**TRY IT**. In the material below, count the lines where the word "alternatif" appears. Nothing but the number, please.

**MATERIAL FOR THIS EXERCISE**.
=== Section Start ===

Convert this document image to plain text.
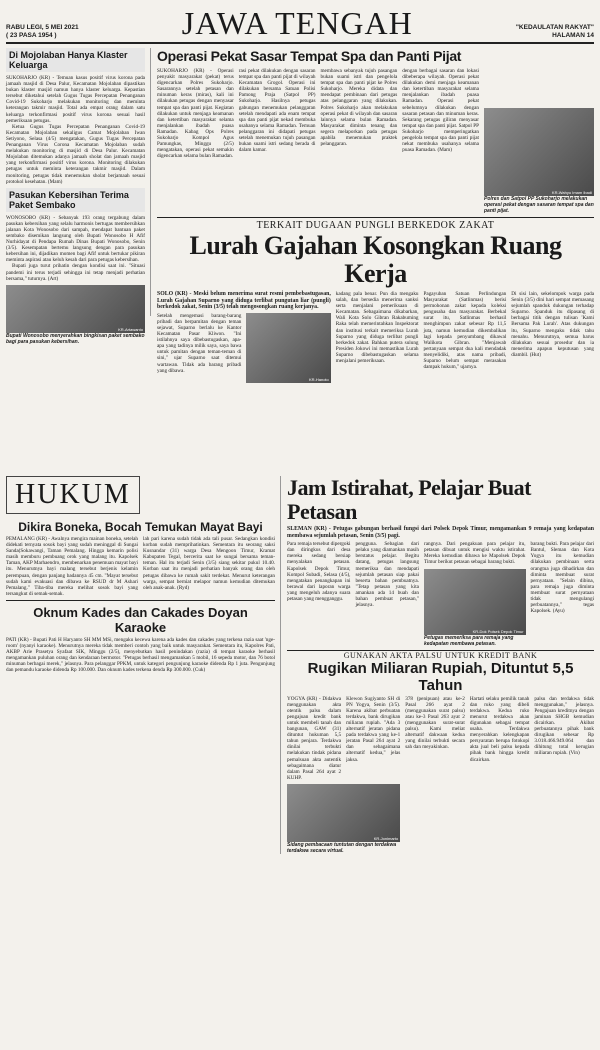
RABU LEGI, 5 MEI 2021
( 23 PASA 1954 )	JAWA TENGAH	"KEDAULATAN RAKYAT"
HALAMAN 14
Di Mojolaban Hanya Klaster Keluarga

SUKOHARJO (KR) - Temuan kasus positif virus korona pada jamaah masjid di Desa Palur, Kecamatan Mojolaban dipastikan bukan klaster masjid namun hanya klaster keluarga. Kepastian tersebut diketahui setelah Gugus Tugas Percepatan Penanganan Covid-19 Sukoharjo melakukan monitoring dan meminta keterangan takmir masjid. Total ada empat orang dalam satu keluarga terkonfirmasi positif virus korona sesuai hasil pemeriksaan petugas.

Ketua Gugus Tugas Percepatan Penanganan Covid-19 Kecamatan Mojolaban sekaligus Camat Mojolaban Iwan Setiyono, Selasa (4/5) mengatakan, Gugus Tugas Percepatan Penanganan Virus Corona Kecamatan Mojolaban sudah melakukan monitoring di masjid di Desa Palur. Kecamatan Mojolaban ditemukan adanya jamaah sholat dan jamaah masjid yang terkonfirmasi positif virus korona. Monitoring dilakukan petugas untuk meminta keterangan takmir masjid. Dalam monitoring, petugas tidak menemukan sholat berjamaah sesuai protokol kesehatan. (Mam)

Pasukan Kebersihan Terima Paket Sembako

WONOSOBO (KR) - Sebanyak 193 orang tergabung dalam pasukan kebersihan yang selalu harmonis bertugas membersihkan jalanan Kota Wonosobo dari sampah, mendapat bantuan paket sembako disemikan langsung oleh Bupati Wonosobo H Afif Nurhidayat di Pendapa Rumah Dinas Bupati Wonosobo, Senin (3/5). Kesempatan bertemu langsung dengan para pasukan kebersihan ini, dijadikan momen bagi Afif untuk bertukar pikiran meminta aspirasi atau keluh kesah dari para petugas kebersihan.

Bupati juga turut prihatin dengan kondisi saat ini. "Situasi pandemi ini terus terjadi sehingga ini tetap menjadi perhatian bersama," tuturnya. (Art)

KR-Artawanto
Bupati Wonosobo menyerahkan bingkisan paket sembako bagi para pasukan kebersihan.
Operasi Pekat Sasar Tempat Spa dan Panti Pijat

SUKOHARJO (KR) - Operasi penyakit masyarakat (pekat) terus digencarkan Polres Sukoharjo. Sasarannya setelah petasan dan minuman keras (miras), kali ini dilakukan petugas dengan menyasar tempat spa dan panti pijat. Kegiatan dilakukan untuk menjaga keamanan dan ketertiban masyarakat selama menjalankan ibadah puasa Ramadan. Kabag Ops Polres Sukoharjo Kompol Agus Pamungkas, Minggu (2/5) mengatakan, operasi pekat semakin digencarkan selama bulan Ramadan.

rasi pekat dilakukan dengan sasaran tempat spa dan panti pijat di wilayah Kecamatan Grogol. Operasi ini dilakukan bersama Satuan Polisi Pamong Praja (Satpol PP) Sukoharjo. Hasilnya petugas gabungan menemukan pelanggaran setelah mendapati ada enam tempat spa dan panti pijat nekad membuka usahanya selama Ramadan. Temuan pelanggaran ini didapati petugas setelah menemukan tujuh pasangan bukan suami istri sedang berada di dalam kamar.

membawa sebanyak tujuh pasangan bukan suami istri dan pengelola tempat spa dan panti pijat ke Polres Sukoharjo. Mereka didata dan mendapat pembinaan dari petugas atas pelanggaran yang dilakukan. Polres Sukoharjo akan melakukan operasi pekat di wilayah dan sasaran lainnya selama bulan Ramadan. Masyarakat diminta tenang dan segera melaporkan pada petugas apabila menemukan praktek pelanggaran.

dengan berbagai sasaran dan lokasi dibeberapa wilayah. Operasi pekat dilakukan demi menjaga keamanan dan ketertiban masyarakat selama menjalankan ibadah puasa Ramadan. Operasi pekat sebelumnya dilakukan dengan sasaran petasan dan minuman keras. Sekarang petugas giliran menyasar tempat spa dan panti pijat. Satpol PP Sukoharjo memperingatkan pengelola tempat spa dan panti pijat nekat membuka usahanya selama puasa Ramadan. (Mam)

KR-Wahyu Imam Ibadi
Polres dan Satpol PP Sukoharjo melakukan operasi pekat dengan sasaran tempat spa dan panti pijat.
TERKAIT DUGAAN PUNGLI BERKEDOK ZAKAT
Lurah Gajahan Kosongkan Ruang Kerja

SOLO (KR) - Meski belum menerima surat resmi pembebastugasan, Lurah Gajahan Suparno yang diduga terlibat pungutan liar (pungli) berkedok zakat, Senin (3/5) telah mengosongkan ruang kerjanya.

Setelah mengemasi barang-barang pribadi dan berpamitan dengan teman sejawat, Suparno berlalu ke Kantor Kecamatan Pasar Kliwon. "Ini istilahnya saya dibebastugaskan, apa-apa yang tadinya milik saya, saya bawa untuk pamitan dengan teman-teman di sini," ujar Suparno saat ditemui wartawan. Tidak ada barang pribadi yang dibawa.

KR-Hanoto

kadang pala benar. Pun dia mengaku salah, dan bersedia menerima sanksi serta menjalani pemeriksaan di Kecamatan. Sebagaimana dikabarkan, Wali Kota Solo Gibran Rakabuming Raka telah memerintahkan Inspektorat dan institusi terkait memeriksa Lurah Suparno yang diduga terlibat pungli berkedok zakat. Bahkan putera sulung Presiden Jokowi ini memastikan Lurah Suparno dibebastugaskan selama menjalani pemeriksaan.

Pagayuban Satuan Perlindungan Masyarakat (Satlinmas) berisi permohonan zakat kepada koleksi pengusaha dan masyarakat. Berbekal surat itu, Satlinmas berhasil menghimpun zakat sebesar Rp 11,5 juta, namun kemudian dikembalikan lagi kepada penyumbang dikawal Walikota Gibran. "Menjawab pertanyaan sempat dua kali mendadak menyelidiki, atas nama pribadi, Suparno belum sempat merasakan dampak hukum," ujarnya.

Di sisi lain, sekelompok warga pada Senin (3/5) dini hari sempat memasang sejumlah spanduk dukungan terhadap Suparno. Spanduk itu dipasang di berbagai titik dengan tulisan 'Kami Bersama Pak Lurah'. Atas dukungan itu, Suparno mengaku tidak tahu menahu. Menurutnya, semua harus dilakukan sesuai prosedur dan ia menerima apapun keputusan yang diambil. (Hut)

HUKUM
Dikira Boneka, Bocah Temukan Mayat Bayi

PEMALANG (KR) - Awalnya mengira mainan boneka, setelah didekati ternyata sosok bayi yang sudah meninggal di Sungai Sanda(Sokawangi, Taman Pemalang. Hingga kemarin polisi masih memburu pembuang orok yang malang itu. Kapolsek Taman, AKP Marhaendro, membenarkan penemuan mayat bayi itu. Menurutnya bayi malang tersebut berjenis kelamin perempuan, dengan panjang badannya 45 cm. "Mayat tersebut sudah kami evakuasi dan dibawa ke RSUD dr M Ashari Pemalang." Tiba-tiba mereka melihat sosok bayi yang tersangkut di semak-semak.

lah pari karena sudah tidak ada tali pusar. Sedangkan kondisi korban sudah memprihatinkan. Sementara itu seorang saksi Kusnandar (31) warga Desa Mengoon Timur, Kramat Kabupaten Tegal, bercerita saat ke sungai bersama teman-teman. Hal itu terjadi Senin (3/5) siang sekitar pukul 10.40. Korban saat itu menjadi perhatian banyak orang dan oleh petugas dibawa ke rumah sakit terdekat. Menurut keterangan warga, sempat berniat melapor namun kemudian ditemukan oleh anak-anak. (Ryd)

Oknum Kades dan Cakades Doyan Karaoke

PATI (KR) - Bupati Pati H Haryanto SH MM MSi, mengaku kecewa karena ada kades dan cakades yang terkena razia saat 'nge-room' (nyanyi karaoke). Menurutnya mereka tidak memberi contoh yang baik untuk masyarakat. Sementara itu, Kapolres Pati, AKBP Arie Prasetya Syafaat SIK, Minggu (2/5), menyebutkan hasil penindakan (razia) di tempat karaoke berhasil mengamankan puluhan orang dan kendaraan bermotor. "Petugas berhasil mengamankan 5 mobil, 16 sepeda motor, dan 76 botol minuman berbagai merek," jelasnya. Para pelanggar PPKM, untuk kategori pengunjung karaoke didenda Rp 1 juta. Pengunjung dan pemandu karaoke didenda Rp 100.000. Dan oknum kades terkena denda Rp 300.000. (Cuk)

Jam Istirahat, Pelajar Buat Petasan

SLEMAN (KR) - Petugas gabungan berhasil fungsi dari Polsek Depok Timur, mengamankan 9 remaja yang kedapatan membawa sejumlah petasan, Senin (3/5) pagi.

Para remaja tersebut dipergoki dan diringkus dari desa mereka sedang bersiap menyalakan petasan. Kapolsek Depok Timur, Kompol Subadi, Selasa (4/5), mengatakan penangkapan ini berawal dari laporan warga yang mengeluh adanya suara petasan yang mengganggu.

pengguna. Sebagian dari pelaku yang diamankan masih berstatus pelajar. Begitu datang, petugas langsung memeriksa dan mendapati sejumlah petasan siap pakai beserta bahan pembuatnya. "Tetap petasan yang kita amankan ada 14 buah dan bahan pembuat petasan," jelasnya.

rangnya. Dari pengakuan para pelajar itu, petasan dibuat untuk mengisi waktu istirahat. Mereka kemudian dibawa ke Mapolsek Depok Timur berikut petasan sebagai barang bukti.

KR-Dok Polsek Depok Timur
Petugas memeriksa para remaja yang kedapatan membawa petasan.

barang bukti. Para pelajar dari Bantul, Sleman dan Kota Yogya itu kemudian dilakukan pembinaan serta orangtua juga dihadirkan dan diminta membuat surat pernyataan. "Selain dibina, para remaja juga diminta membuat surat pernyataan tidak mengulangi perbuatannya," tegas Kapolsek. (Ayu)

GUNAKAN AKTA PALSU UNTUK KREDIT BANK
Rugikan Miliaran Rupiah, Dituntut 5,5 Tahun

YOGYA (KR) - Didakwa menggunakan akta otentik palsu dalam pengajuan kredit bank untuk membeli tanah dan bangunan, GAW (31) dituntut hukuman 5,5 tahun penjara. Terdakwa dinilai terbukti melakukan tindak pidana pemalsuan akta autentik sebagaimana diatur dalam Pasal 264 ayat 2 KUHP.

Klewon Sugiyanto SH di PN Yogya, Senin (3/5). Karena akibat perbuatan terdakwa, bank dirugikan miliaran rupiah. "Ada 3 alternatif jeratan pidana pada terdakwa yang ke-1 jeratan Pasal 264 ayat 2 dan sebagaimana alternatif kedua," jelas jaksa.

KR-Jonimarto
Sidang pembacaan tuntutan dengan terdakwa terdakwa secara virtual.

378 (penipuan) atau ke-2 Pasal 266 ayat 2 (menggunakan surat palsu) atau ke-3 Pasal 263 ayat 2 (menggunakan surat-surat palsu). Kami meliat alternatif dakwaan kedua yang dinilai terbukti secara sah dan meyakinkan.

Hartati selaku pemilik tanah dan ruko yang dibeli terdakwa. Kedua ruko menurut terdakwa akan digunakan sebagai tempat usaha. Terdakwa menyerahkan kelengkapan persyaratan berupa fotokopi akta jual beli palsu kepada pihak bank hingga kredit dicairkan.

palsu dan terdakwa tidak menggunakan," jelasnya. Pengajuan kreditnya dengan jaminan SHGB kemudian dicairkan. Akibat perbuatannya pihak bank dirugikan sebesar Rp 3.018.466.949.064 dan dihitung total kerugian miliaran rupiah. (Vin)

=== Section End ===

**WRITTEN ANSWER**. 2